Extracted information:
*****

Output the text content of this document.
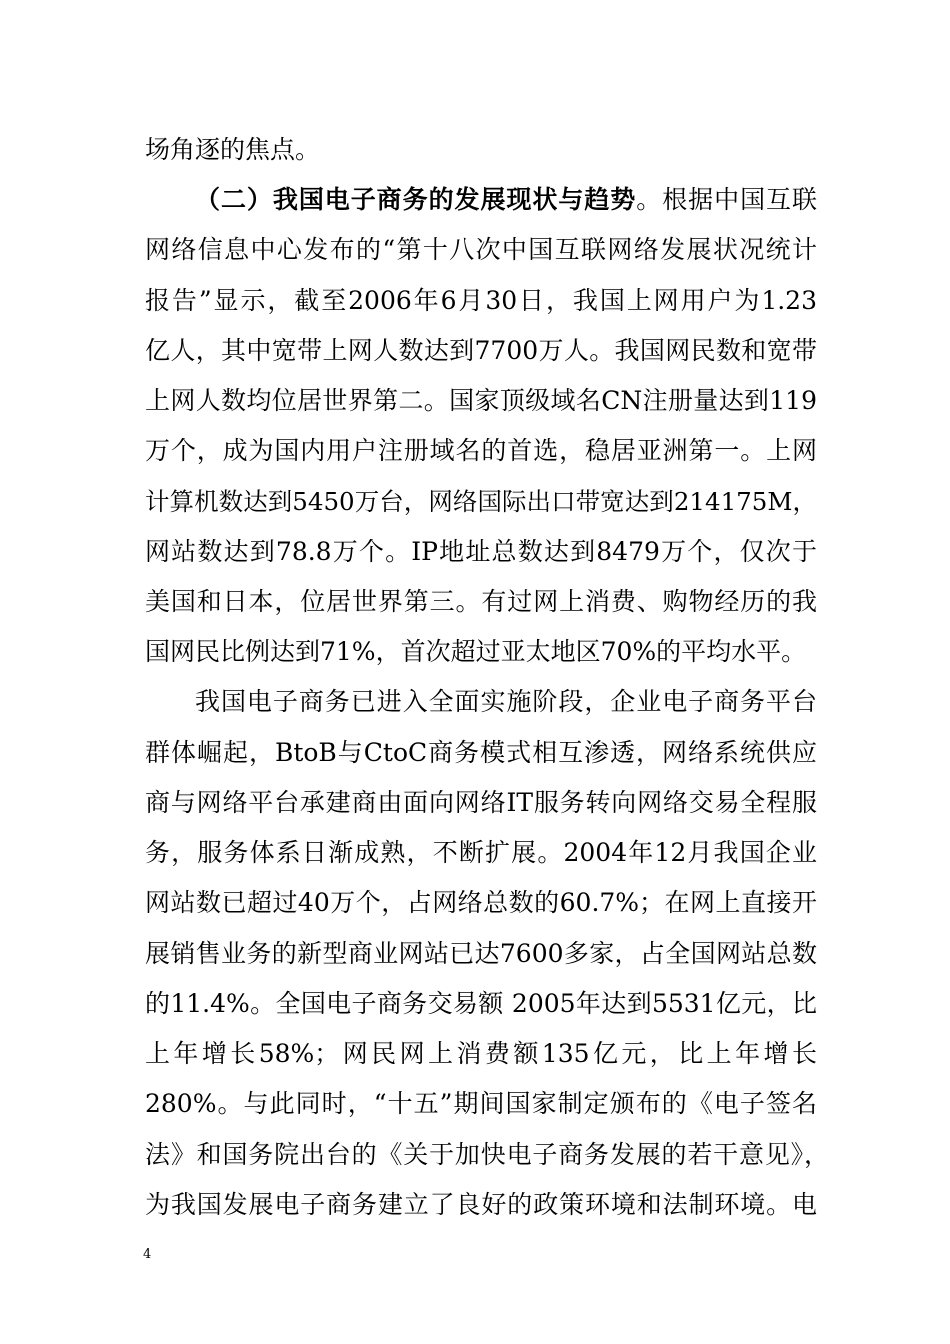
场角逐的焦点。
（二）我国电子商务的发展现状与趋势。根据中国互联
网络信息中心发布的“第十八次中国互联网络发展状况统计
报告”显示，截至2006年6月30日，我国上网用户为1.23
亿人，其中宽带上网人数达到7700万人。我国网民数和宽带
上网人数均位居世界第二。国家顶级域名CN注册量达到119
万个，成为国内用户注册域名的首选，稳居亚洲第一。上网
计算机数达到5450万台，网络国际出口带宽达到214175M，
网站数达到78.8万个。IP地址总数达到8479万个，仅次于
美国和日本，位居世界第三。有过网上消费、购物经历的我
国网民比例达到71%，首次超过亚太地区70%的平均水平。
我国电子商务已进入全面实施阶段，企业电子商务平台
群体崛起，BtoB与CtoC商务模式相互渗透，网络系统供应
商与网络平台承建商由面向网络IT服务转向网络交易全程服
务，服务体系日渐成熟，不断扩展。2004年12月我国企业
网站数已超过40万个，占网络总数的60.7%；在网上直接开
展销售业务的新型商业网站已达7600多家，占全国网站总数
的11.4%。全国电子商务交易额 2005年达到5531亿元，比
上年增长58%；网民网上消费额135亿元，比上年增长
280%。与此同时，“十五”期间国家制定颁布的《电子签名
法》和国务院出台的《关于加快电子商务发展的若干意见》，
为我国发展电子商务建立了良好的政策环境和法制环境。电
4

*****

Challenge: Print all of the entries word for word. Skip any images they contain.

Solution to the exercise:
Output the text content of this document.
场角逐的焦点。
（二）我国电子商务的发展现状与趋势。根据中国互联
网络信息中心发布的“第十八次中国互联网络发展状况统计
报告”显示，截至2006年6月30日，我国上网用户为1.23
亿人，其中宽带上网人数达到7700万人。我国网民数和宽带
上网人数均位居世界第二。国家顶级域名CN注册量达到119
万个，成为国内用户注册域名的首选，稳居亚洲第一。上网
计算机数达到5450万台，网络国际出口带宽达到214175M，
网站数达到78.8万个。IP地址总数达到8479万个，仅次于
美国和日本，位居世界第三。有过网上消费、购物经历的我
国网民比例达到71%，首次超过亚太地区70%的平均水平。
我国电子商务已进入全面实施阶段，企业电子商务平台
群体崛起，BtoB与CtoC商务模式相互渗透，网络系统供应
商与网络平台承建商由面向网络IT服务转向网络交易全程服
务，服务体系日渐成熟，不断扩展。2004年12月我国企业
网站数已超过40万个，占网络总数的60.7%；在网上直接开
展销售业务的新型商业网站已达7600多家，占全国网站总数
的11.4%。全国电子商务交易额 2005年达到5531亿元，比
上年增长58%；网民网上消费额135亿元，比上年增长
280%。与此同时，“十五”期间国家制定颁布的《电子签名
法》和国务院出台的《关于加快电子商务发展的若干意见》，
为我国发展电子商务建立了良好的政策环境和法制环境。电
4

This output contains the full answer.